Document understanding data:
──────────

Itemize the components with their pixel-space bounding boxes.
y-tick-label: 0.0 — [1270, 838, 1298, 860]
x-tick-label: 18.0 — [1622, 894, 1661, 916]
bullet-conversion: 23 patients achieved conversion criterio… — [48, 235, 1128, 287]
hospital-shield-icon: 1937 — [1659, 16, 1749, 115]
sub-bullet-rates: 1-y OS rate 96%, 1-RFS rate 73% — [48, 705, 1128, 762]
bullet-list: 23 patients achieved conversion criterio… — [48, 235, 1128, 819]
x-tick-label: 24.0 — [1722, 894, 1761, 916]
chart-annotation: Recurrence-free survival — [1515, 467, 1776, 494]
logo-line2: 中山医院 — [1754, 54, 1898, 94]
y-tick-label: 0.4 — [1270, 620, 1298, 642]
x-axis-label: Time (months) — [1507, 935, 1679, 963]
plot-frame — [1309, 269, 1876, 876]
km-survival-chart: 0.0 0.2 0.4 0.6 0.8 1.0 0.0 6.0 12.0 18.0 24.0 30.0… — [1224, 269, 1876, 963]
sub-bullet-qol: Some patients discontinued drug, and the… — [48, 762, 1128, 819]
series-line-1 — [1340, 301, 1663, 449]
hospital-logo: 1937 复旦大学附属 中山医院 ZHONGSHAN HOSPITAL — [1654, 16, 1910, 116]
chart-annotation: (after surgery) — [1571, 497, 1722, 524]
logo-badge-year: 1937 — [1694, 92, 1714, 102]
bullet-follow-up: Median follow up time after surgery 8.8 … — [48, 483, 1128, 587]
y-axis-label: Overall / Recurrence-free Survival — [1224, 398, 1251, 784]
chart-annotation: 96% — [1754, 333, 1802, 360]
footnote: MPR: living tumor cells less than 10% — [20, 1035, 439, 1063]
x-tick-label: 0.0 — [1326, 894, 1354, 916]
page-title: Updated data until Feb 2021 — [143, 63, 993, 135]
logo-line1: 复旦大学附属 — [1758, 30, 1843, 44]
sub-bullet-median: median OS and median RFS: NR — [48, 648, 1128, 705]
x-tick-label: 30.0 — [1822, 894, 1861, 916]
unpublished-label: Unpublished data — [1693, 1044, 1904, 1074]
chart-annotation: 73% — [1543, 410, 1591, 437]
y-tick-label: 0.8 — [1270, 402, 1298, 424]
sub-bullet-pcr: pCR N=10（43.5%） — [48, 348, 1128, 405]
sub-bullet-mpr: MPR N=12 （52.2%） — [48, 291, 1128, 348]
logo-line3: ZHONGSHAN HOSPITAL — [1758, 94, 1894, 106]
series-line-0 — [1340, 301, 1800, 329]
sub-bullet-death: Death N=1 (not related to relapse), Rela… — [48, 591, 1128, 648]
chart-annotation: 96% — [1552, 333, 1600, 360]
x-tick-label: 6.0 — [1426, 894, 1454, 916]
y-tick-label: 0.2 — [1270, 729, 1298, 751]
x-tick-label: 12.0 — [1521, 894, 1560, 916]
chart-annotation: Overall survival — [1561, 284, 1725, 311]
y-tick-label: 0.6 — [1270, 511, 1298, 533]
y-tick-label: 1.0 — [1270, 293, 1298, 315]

──────────

▸ **Task details**
All the entries should be written out again precisely.

▸ **Exercise output**
Itemize the components with their pixel-space bounding boxes.
y-tick-label: 0.0 — [1270, 838, 1298, 860]
x-tick-label: 18.0 — [1622, 894, 1661, 916]
bullet-conversion: 23 patients achieved conversion criterio… — [48, 235, 1128, 287]
hospital-shield-icon: 1937 — [1659, 16, 1749, 115]
sub-bullet-rates: 1-y OS rate 96%, 1-RFS rate 73% — [48, 705, 1128, 762]
bullet-list: 23 patients achieved conversion criterio… — [48, 235, 1128, 819]
x-tick-label: 24.0 — [1722, 894, 1761, 916]
chart-annotation: Recurrence-free survival — [1515, 467, 1776, 494]
logo-line2: 中山医院 — [1754, 54, 1898, 94]
y-tick-label: 0.4 — [1270, 620, 1298, 642]
x-axis-label: Time (months) — [1507, 935, 1679, 963]
plot-frame — [1309, 269, 1876, 876]
km-survival-chart: 0.0 0.2 0.4 0.6 0.8 1.0 0.0 6.0 12.0 18.0 24.0 30.0… — [1224, 269, 1876, 963]
sub-bullet-qol: Some patients discontinued drug, and the… — [48, 762, 1128, 819]
series-line-1 — [1340, 301, 1663, 449]
hospital-logo: 1937 复旦大学附属 中山医院 ZHONGSHAN HOSPITAL — [1654, 16, 1910, 116]
chart-annotation: (after surgery) — [1571, 497, 1722, 524]
logo-badge-year: 1937 — [1694, 92, 1714, 102]
bullet-follow-up: Median follow up time after surgery 8.8 … — [48, 483, 1128, 587]
y-axis-label: Overall / Recurrence-free Survival — [1224, 398, 1251, 784]
chart-annotation: 96% — [1754, 333, 1802, 360]
footnote: MPR: living tumor cells less than 10% — [20, 1035, 439, 1063]
x-tick-label: 0.0 — [1326, 894, 1354, 916]
page-title: Updated data until Feb 2021 — [143, 63, 993, 135]
logo-line1: 复旦大学附属 — [1758, 30, 1843, 44]
sub-bullet-median: median OS and median RFS: NR — [48, 648, 1128, 705]
x-tick-label: 30.0 — [1822, 894, 1861, 916]
unpublished-label: Unpublished data — [1693, 1044, 1904, 1074]
chart-annotation: 73% — [1543, 410, 1591, 437]
y-tick-label: 0.8 — [1270, 402, 1298, 424]
sub-bullet-pcr: pCR N=10（43.5%） — [48, 348, 1128, 405]
sub-bullet-mpr: MPR N=12 （52.2%） — [48, 291, 1128, 348]
logo-line3: ZHONGSHAN HOSPITAL — [1758, 94, 1894, 106]
series-line-0 — [1340, 301, 1800, 329]
sub-bullet-death: Death N=1 (not related to relapse), Rela… — [48, 591, 1128, 648]
chart-annotation: 96% — [1552, 333, 1600, 360]
x-tick-label: 6.0 — [1426, 894, 1454, 916]
y-tick-label: 0.2 — [1270, 729, 1298, 751]
x-tick-label: 12.0 — [1521, 894, 1560, 916]
chart-annotation: Overall survival — [1561, 284, 1725, 311]
y-tick-label: 0.6 — [1270, 511, 1298, 533]
y-tick-label: 1.0 — [1270, 293, 1298, 315]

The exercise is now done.